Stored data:
- - - - - - -
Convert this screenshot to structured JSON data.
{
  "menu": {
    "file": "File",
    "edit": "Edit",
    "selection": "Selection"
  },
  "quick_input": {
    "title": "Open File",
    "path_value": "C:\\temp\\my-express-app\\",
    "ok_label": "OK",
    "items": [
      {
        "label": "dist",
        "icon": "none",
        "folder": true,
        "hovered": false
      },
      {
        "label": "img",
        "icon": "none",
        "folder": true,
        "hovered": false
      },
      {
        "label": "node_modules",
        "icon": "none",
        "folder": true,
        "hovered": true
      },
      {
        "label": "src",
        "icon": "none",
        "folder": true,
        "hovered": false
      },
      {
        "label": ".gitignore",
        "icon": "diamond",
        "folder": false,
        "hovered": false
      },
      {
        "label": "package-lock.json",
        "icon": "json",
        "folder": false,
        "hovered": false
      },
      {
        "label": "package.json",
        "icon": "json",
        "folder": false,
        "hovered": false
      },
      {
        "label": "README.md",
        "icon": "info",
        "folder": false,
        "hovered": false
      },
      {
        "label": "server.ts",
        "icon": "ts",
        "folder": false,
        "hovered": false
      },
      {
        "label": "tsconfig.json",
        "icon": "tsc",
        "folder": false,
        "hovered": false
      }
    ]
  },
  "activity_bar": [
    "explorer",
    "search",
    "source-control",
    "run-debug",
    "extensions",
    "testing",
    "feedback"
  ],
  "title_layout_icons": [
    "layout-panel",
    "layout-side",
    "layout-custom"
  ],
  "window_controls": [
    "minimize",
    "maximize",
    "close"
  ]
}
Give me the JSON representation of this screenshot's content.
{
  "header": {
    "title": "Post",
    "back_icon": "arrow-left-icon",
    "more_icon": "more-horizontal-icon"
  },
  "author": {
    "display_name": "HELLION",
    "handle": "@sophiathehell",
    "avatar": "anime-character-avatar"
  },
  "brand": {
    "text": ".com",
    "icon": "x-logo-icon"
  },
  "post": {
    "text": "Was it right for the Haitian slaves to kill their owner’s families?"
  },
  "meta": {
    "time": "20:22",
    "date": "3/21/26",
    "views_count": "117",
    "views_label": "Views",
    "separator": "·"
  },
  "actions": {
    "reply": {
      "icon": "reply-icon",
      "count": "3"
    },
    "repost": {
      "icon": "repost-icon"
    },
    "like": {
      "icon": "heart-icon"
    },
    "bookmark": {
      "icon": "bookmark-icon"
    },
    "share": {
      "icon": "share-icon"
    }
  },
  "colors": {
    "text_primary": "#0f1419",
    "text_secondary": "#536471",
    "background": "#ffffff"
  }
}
- - - - - - -
Short problem - Output the line containing "Give me the" and all lines after it to the end of the records, exactly as given.

Answer for the task -
Give me the JSON representation of this screenshot's content.
{
  "header": {
    "title": "Post",
    "back_icon": "arrow-left-icon",
    "more_icon": "more-horizontal-icon"
  },
  "author": {
    "display_name": "HELLION",
    "handle": "@sophiathehell",
    "avatar": "anime-character-avatar"
  },
  "brand": {
    "text": ".com",
    "icon": "x-logo-icon"
  },
  "post": {
    "text": "Was it right for the Haitian slaves to kill their owner’s families?"
  },
  "meta": {
    "time": "20:22",
    "date": "3/21/26",
    "views_count": "117",
    "views_label": "Views",
    "separator": "·"
  },
  "actions": {
    "reply": {
      "icon": "reply-icon",
      "count": "3"
    },
    "repost": {
      "icon": "repost-icon"
    },
    "like": {
      "icon": "heart-icon"
    },
    "bookmark": {
      "icon": "bookmark-icon"
    },
    "share": {
      "icon": "share-icon"
    }
  },
  "colors": {
    "text_primary": "#0f1419",
    "text_secondary": "#536471",
    "background": "#ffffff"
  }
}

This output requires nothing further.